WRITTEN REQUEST:
Without including any pictures, copy each entry below exactly.

--- SUPPLIED RECORDS ---

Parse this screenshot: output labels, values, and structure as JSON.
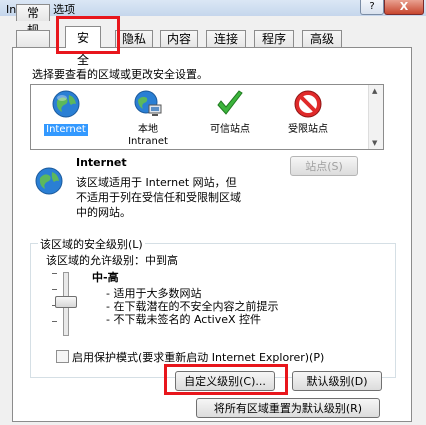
{
  "window": {
    "title": "Internet 选项",
    "help_label": "?",
    "close_label": "X"
  },
  "tabs": [
    {
      "label": "常规"
    },
    {
      "label": "安全"
    },
    {
      "label": "隐私"
    },
    {
      "label": "内容"
    },
    {
      "label": "连接"
    },
    {
      "label": "程序"
    },
    {
      "label": "高级"
    }
  ],
  "zone_prompt": "选择要查看的区域或更改安全设置。",
  "zones": [
    {
      "label": "Internet",
      "icon": "globe-icon",
      "selected": true
    },
    {
      "label": "本地\nIntranet",
      "icon": "intranet-icon",
      "selected": false
    },
    {
      "label": "可信站点",
      "icon": "checkmark-icon",
      "selected": false
    },
    {
      "label": "受限站点",
      "icon": "no-entry-icon",
      "selected": false
    }
  ],
  "zone_info": {
    "title": "Internet",
    "description_lines": [
      "该区域适用于 Internet 网站，但",
      "不适用于列在受信任和受限制区域",
      "中的网站。"
    ]
  },
  "sites_button": "站点(S)",
  "security_level": {
    "group_title": "该区域的安全级别(L)",
    "allowed_levels": "该区域的允许级别：中到高",
    "level_name": "中-高",
    "bullets": [
      "- 适用于大多数网站",
      "- 在下载潜在的不安全内容之前提示",
      "- 不下载未签名的 ActiveX 控件"
    ]
  },
  "protected_mode": {
    "label": "启用保护模式(要求重新启动 Internet Explorer)(P)",
    "checked": false
  },
  "buttons": {
    "custom_level": "自定义级别(C)...",
    "default_level": "默认级别(D)",
    "reset_all": "将所有区域重置为默认级别(R)"
  },
  "colors": {
    "highlight": "#e8161c",
    "selection": "#3399ff"
  }
}
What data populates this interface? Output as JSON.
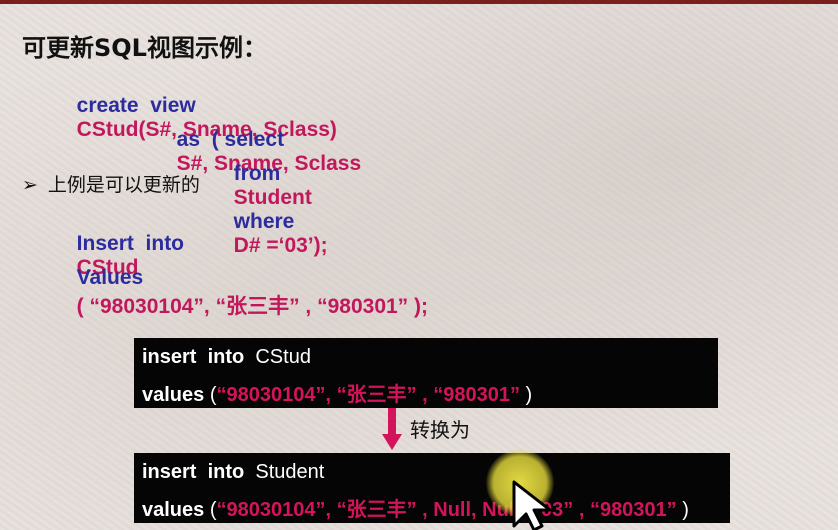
{
  "slide": {
    "title": "可更新SQL视图示例：",
    "create_view": {
      "kw_create_view": "create  view",
      "view_def": "CStud(S#, Sname, Sclass)",
      "kw_as_select": "as  ( select",
      "select_cols": "S#, Sname, Sclass",
      "kw_from": "from",
      "table": "Student",
      "kw_where": "where",
      "condition": "D# =‘03’);"
    },
    "bullet_text": "上例是可以更新的",
    "insert": {
      "kw_insert_into": "Insert  into",
      "target": "CStud",
      "kw_values": "Values",
      "values_text": "( “98030104”, “张三丰” , “980301” );"
    }
  },
  "box1": {
    "kw_insert_into": "insert  into",
    "target": "CStud",
    "kw_values": "values",
    "open": " (",
    "values_red": "“98030104”, “张三丰” , “980301”",
    "close": " )"
  },
  "convert_label": "转换为",
  "box2": {
    "kw_insert_into": "insert  into",
    "target": "Student",
    "kw_values": "values",
    "open": " (",
    "values_red": "“98030104”, “张三丰” , Null, Null, “03” , “980301”",
    "close": " )"
  },
  "colors": {
    "keyword_blue": "#2c2c9e",
    "name_magenta": "#c2185b",
    "box_background": "#050505",
    "highlight_red": "#d4145a",
    "pointer_yellow": "#eee446"
  }
}
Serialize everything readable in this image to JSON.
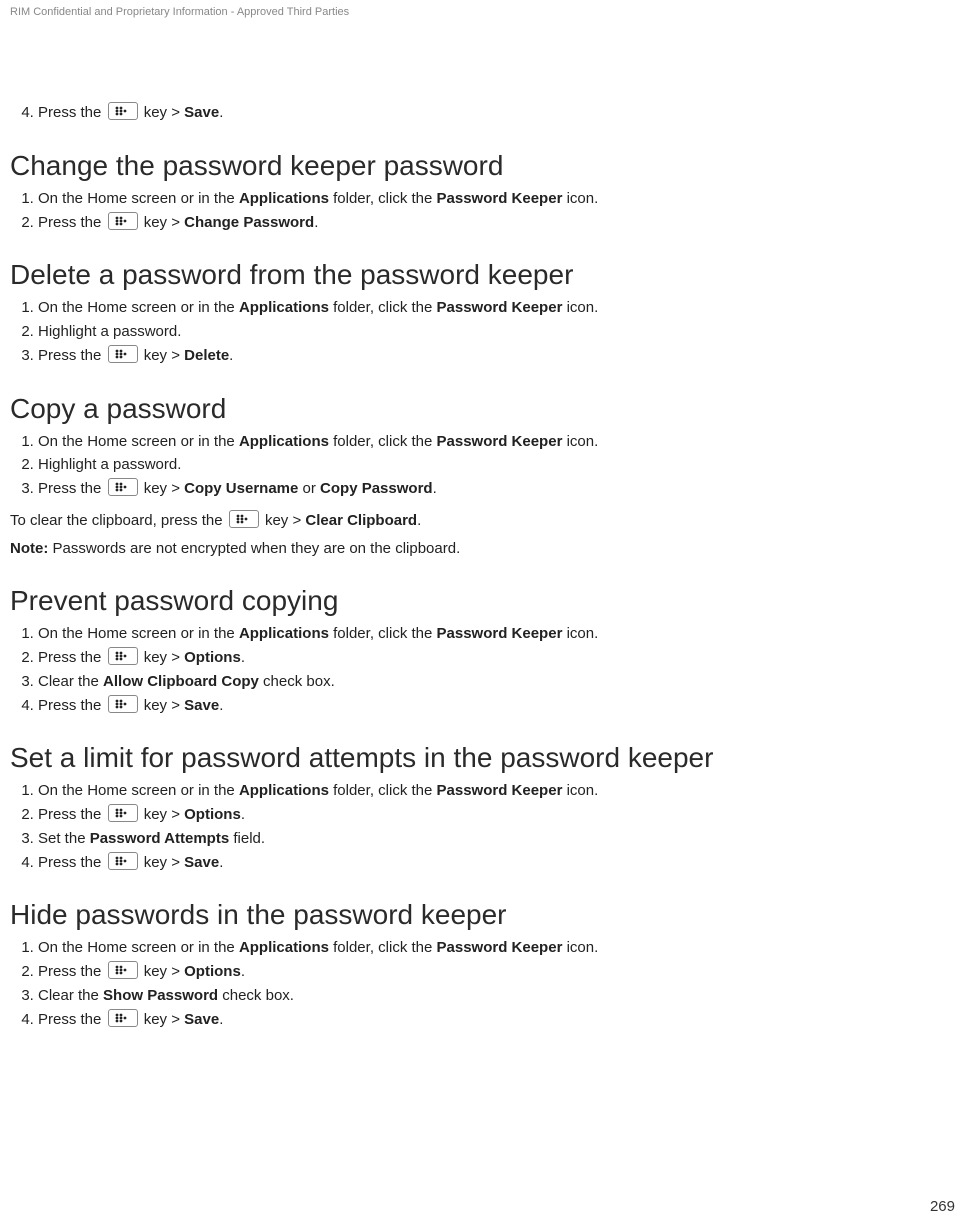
{
  "header": "RIM Confidential and Proprietary Information - Approved Third Parties",
  "page_number": "269",
  "intro_step": {
    "num": "4.",
    "pre": "Press the ",
    "post": " key > ",
    "action": "Save",
    "end": "."
  },
  "sections": [
    {
      "title": "Change the password keeper password",
      "steps": [
        {
          "num": "1.",
          "text_pre": "On the Home screen or in the ",
          "b1": "Applications",
          "mid": " folder, click the ",
          "b2": "Password Keeper",
          "end": " icon."
        },
        {
          "num": "2.",
          "key": true,
          "pre": "Press the ",
          "post": " key > ",
          "action": "Change Password",
          "end": "."
        }
      ]
    },
    {
      "title": "Delete a password from the password keeper",
      "steps": [
        {
          "num": "1.",
          "text_pre": "On the Home screen or in the ",
          "b1": "Applications",
          "mid": " folder, click the ",
          "b2": "Password Keeper",
          "end": " icon."
        },
        {
          "num": "2.",
          "plain": "Highlight a password."
        },
        {
          "num": "3.",
          "key": true,
          "pre": "Press the ",
          "post": " key > ",
          "action": "Delete",
          "end": "."
        }
      ]
    },
    {
      "title": "Copy a password",
      "steps": [
        {
          "num": "1.",
          "text_pre": "On the Home screen or in the ",
          "b1": "Applications",
          "mid": " folder, click the ",
          "b2": "Password Keeper",
          "end": " icon."
        },
        {
          "num": "2.",
          "plain": "Highlight a password."
        },
        {
          "num": "3.",
          "key": true,
          "pre": "Press the ",
          "post": " key > ",
          "action": "Copy Username",
          "mid2": " or ",
          "action2": "Copy Password",
          "end": "."
        }
      ],
      "after": {
        "clip_pre": "To clear the clipboard, press the ",
        "clip_post": " key > ",
        "clip_action": "Clear Clipboard",
        "clip_end": ".",
        "note_label": "Note:",
        "note_text": " Passwords are not encrypted when they are on the clipboard."
      }
    },
    {
      "title": "Prevent password copying",
      "steps": [
        {
          "num": "1.",
          "text_pre": "On the Home screen or in the ",
          "b1": "Applications",
          "mid": " folder, click the ",
          "b2": "Password Keeper",
          "end": " icon."
        },
        {
          "num": "2.",
          "key": true,
          "pre": "Press the ",
          "post": " key > ",
          "action": "Options",
          "end": "."
        },
        {
          "num": "3.",
          "plain_pre": "Clear the ",
          "plain_b": "Allow Clipboard Copy",
          "plain_post": " check box."
        },
        {
          "num": "4.",
          "key": true,
          "pre": "Press the ",
          "post": " key > ",
          "action": "Save",
          "end": "."
        }
      ]
    },
    {
      "title": "Set a limit for password attempts in the password keeper",
      "steps": [
        {
          "num": "1.",
          "text_pre": "On the Home screen or in the ",
          "b1": "Applications",
          "mid": " folder, click the ",
          "b2": "Password Keeper",
          "end": " icon."
        },
        {
          "num": "2.",
          "key": true,
          "pre": "Press the ",
          "post": " key > ",
          "action": "Options",
          "end": "."
        },
        {
          "num": "3.",
          "plain_pre": "Set the ",
          "plain_b": "Password Attempts",
          "plain_post": " field."
        },
        {
          "num": "4.",
          "key": true,
          "pre": "Press the ",
          "post": " key > ",
          "action": "Save",
          "end": "."
        }
      ]
    },
    {
      "title": "Hide passwords in the password keeper",
      "steps": [
        {
          "num": "1.",
          "text_pre": "On the Home screen or in the ",
          "b1": "Applications",
          "mid": " folder, click the ",
          "b2": "Password Keeper",
          "end": " icon."
        },
        {
          "num": "2.",
          "key": true,
          "pre": "Press the ",
          "post": " key > ",
          "action": "Options",
          "end": "."
        },
        {
          "num": "3.",
          "plain_pre": "Clear the ",
          "plain_b": "Show Password",
          "plain_post": " check box."
        },
        {
          "num": "4.",
          "key": true,
          "pre": "Press the ",
          "post": " key > ",
          "action": "Save",
          "end": "."
        }
      ]
    }
  ]
}
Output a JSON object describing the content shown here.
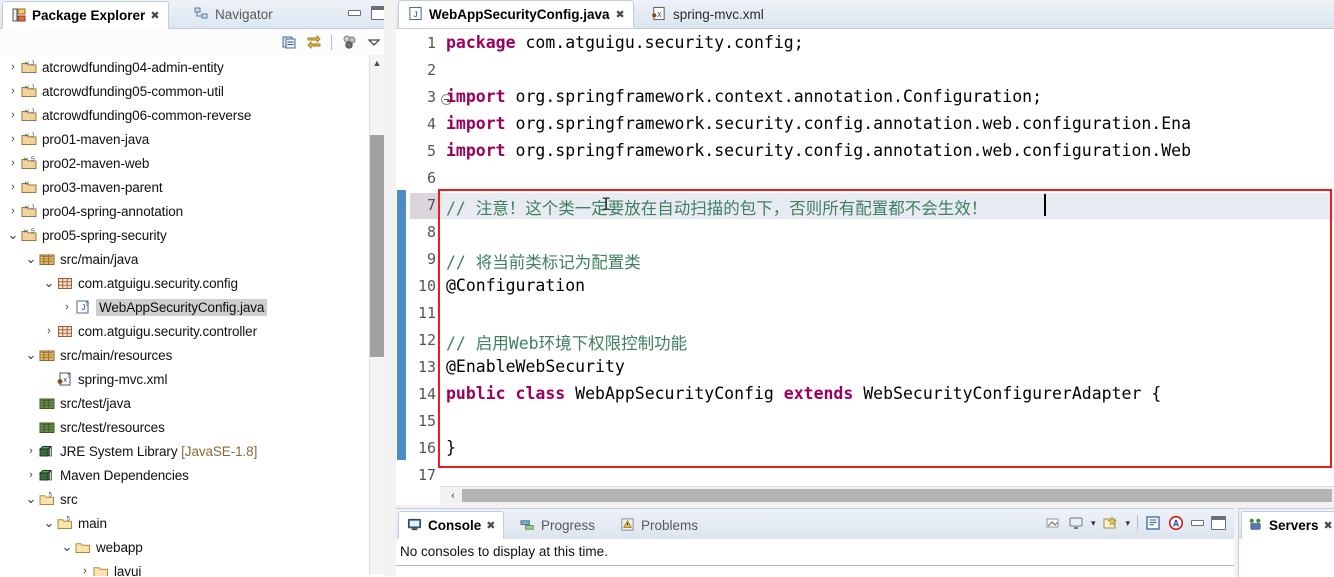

---

WRITTEN SOLUTION:
Parse this screenshot: output labels, values, and structure as JSON.
{
  "window": {
    "title": "Internet 选项",
    "help_label": "?",
    "close_label": "X"
  },
  "tabs": [
    {
      "label": "常规"
    },
    {
      "label": "安全"
    },
    {
      "label": "隐私"
    },
    {
      "label": "内容"
    },
    {
      "label": "连接"
    },
    {
      "label": "程序"
    },
    {
      "label": "高级"
    }
  ],
  "zone_prompt": "选择要查看的区域或更改安全设置。",
  "zones": [
    {
      "label": "Internet",
      "icon": "globe-icon",
      "selected": true
    },
    {
      "label": "本地\nIntranet",
      "icon": "intranet-icon",
      "selected": false
    },
    {
      "label": "可信站点",
      "icon": "checkmark-icon",
      "selected": false
    },
    {
      "label": "受限站点",
      "icon": "no-entry-icon",
      "selected": false
    }
  ],
  "zone_info": {
    "title": "Internet",
    "description_lines": [
      "该区域适用于 Internet 网站，但",
      "不适用于列在受信任和受限制区域",
      "中的网站。"
    ]
  },
  "sites_button": "站点(S)",
  "security_level": {
    "group_title": "该区域的安全级别(L)",
    "allowed_levels": "该区域的允许级别：中到高",
    "level_name": "中-高",
    "bullets": [
      "- 适用于大多数网站",
      "- 在下载潜在的不安全内容之前提示",
      "- 不下载未签名的 ActiveX 控件"
    ]
  },
  "protected_mode": {
    "label": "启用保护模式(要求重新启动 Internet Explorer)(P)",
    "checked": false
  },
  "buttons": {
    "custom_level": "自定义级别(C)...",
    "default_level": "默认级别(D)",
    "reset_all": "将所有区域重置为默认级别(R)"
  },
  "colors": {
    "highlight": "#e8161c",
    "selection": "#3399ff"
  }
}
What data populates this interface? Output as JSON.
{
  "slide": {
    "title": "可更新SQL视图示例：",
    "create_view": {
      "kw_create_view": "create  view",
      "view_def": "CStud(S#, Sname, Sclass)",
      "kw_as_select": "as  ( select",
      "select_cols": "S#, Sname, Sclass",
      "kw_from": "from",
      "table": "Student",
      "kw_where": "where",
      "condition": "D# =‘03’);"
    },
    "bullet_text": "上例是可以更新的",
    "insert": {
      "kw_insert_into": "Insert  into",
      "target": "CStud",
      "kw_values": "Values",
      "values_text": "( “98030104”, “张三丰” , “980301” );"
    }
  },
  "box1": {
    "kw_insert_into": "insert  into",
    "target": "CStud",
    "kw_values": "values",
    "open": " (",
    "values_red": "“98030104”, “张三丰” , “980301”",
    "close": " )"
  },
  "convert_label": "转换为",
  "box2": {
    "kw_insert_into": "insert  into",
    "target": "Student",
    "kw_values": "values",
    "open": " (",
    "values_red": "“98030104”, “张三丰” , Null, Null, “03” , “980301”",
    "close": " )"
  },
  "colors": {
    "keyword_blue": "#2c2c9e",
    "name_magenta": "#c2185b",
    "box_background": "#050505",
    "highlight_red": "#d4145a",
    "pointer_yellow": "#eee446"
  }
}
Serialize everything readable in this image to JSON.
{
  "header": "RIM Confidential and Proprietary Information - Approved Third Parties",
  "page_number": "269",
  "intro_step": {
    "num": "4.",
    "pre": "Press the ",
    "post": " key > ",
    "action": "Save",
    "end": "."
  },
  "sections": [
    {
      "title": "Change the password keeper password",
      "steps": [
        {
          "num": "1.",
          "text_pre": "On the Home screen or in the ",
          "b1": "Applications",
          "mid": " folder, click the ",
          "b2": "Password Keeper",
          "end": " icon."
        },
        {
          "num": "2.",
          "key": true,
          "pre": "Press the ",
          "post": " key > ",
          "action": "Change Password",
          "end": "."
        }
      ]
    },
    {
      "title": "Delete a password from the password keeper",
      "steps": [
        {
          "num": "1.",
          "text_pre": "On the Home screen or in the ",
          "b1": "Applications",
          "mid": " folder, click the ",
          "b2": "Password Keeper",
          "end": " icon."
        },
        {
          "num": "2.",
          "plain": "Highlight a password."
        },
        {
          "num": "3.",
          "key": true,
          "pre": "Press the ",
          "post": " key > ",
          "action": "Delete",
          "end": "."
        }
      ]
    },
    {
      "title": "Copy a password",
      "steps": [
        {
          "num": "1.",
          "text_pre": "On the Home screen or in the ",
          "b1": "Applications",
          "mid": " folder, click the ",
          "b2": "Password Keeper",
          "end": " icon."
        },
        {
          "num": "2.",
          "plain": "Highlight a password."
        },
        {
          "num": "3.",
          "key": true,
          "pre": "Press the ",
          "post": " key > ",
          "action": "Copy Username",
          "mid2": " or ",
          "action2": "Copy Password",
          "end": "."
        }
      ],
      "after": {
        "clip_pre": "To clear the clipboard, press the ",
        "clip_post": " key > ",
        "clip_action": "Clear Clipboard",
        "clip_end": ".",
        "note_label": "Note:",
        "note_text": " Passwords are not encrypted when they are on the clipboard."
      }
    },
    {
      "title": "Prevent password copying",
      "steps": [
        {
          "num": "1.",
          "text_pre": "On the Home screen or in the ",
          "b1": "Applications",
          "mid": " folder, click the ",
          "b2": "Password Keeper",
          "end": " icon."
        },
        {
          "num": "2.",
          "key": true,
          "pre": "Press the ",
          "post": " key > ",
          "action": "Options",
          "end": "."
        },
        {
          "num": "3.",
          "plain_pre": "Clear the ",
          "plain_b": "Allow Clipboard Copy",
          "plain_post": " check box."
        },
        {
          "num": "4.",
          "key": true,
          "pre": "Press the ",
          "post": " key > ",
          "action": "Save",
          "end": "."
        }
      ]
    },
    {
      "title": "Set a limit for password attempts in the password keeper",
      "steps": [
        {
          "num": "1.",
          "text_pre": "On the Home screen or in the ",
          "b1": "Applications",
          "mid": " folder, click the ",
          "b2": "Password Keeper",
          "end": " icon."
        },
        {
          "num": "2.",
          "key": true,
          "pre": "Press the ",
          "post": " key > ",
          "action": "Options",
          "end": "."
        },
        {
          "num": "3.",
          "plain_pre": "Set the ",
          "plain_b": "Password Attempts",
          "plain_post": " field."
        },
        {
          "num": "4.",
          "key": true,
          "pre": "Press the ",
          "post": " key > ",
          "action": "Save",
          "end": "."
        }
      ]
    },
    {
      "title": "Hide passwords in the password keeper",
      "steps": [
        {
          "num": "1.",
          "text_pre": "On the Home screen or in the ",
          "b1": "Applications",
          "mid": " folder, click the ",
          "b2": "Password Keeper",
          "end": " icon."
        },
        {
          "num": "2.",
          "key": true,
          "pre": "Press the ",
          "post": " key > ",
          "action": "Options",
          "end": "."
        },
        {
          "num": "3.",
          "plain_pre": "Clear the ",
          "plain_b": "Show Password",
          "plain_post": " check box."
        },
        {
          "num": "4.",
          "key": true,
          "pre": "Press the ",
          "post": " key > ",
          "action": "Save",
          "end": "."
        }
      ]
    }
  ]
}
Output a JSON object describing the content shown here.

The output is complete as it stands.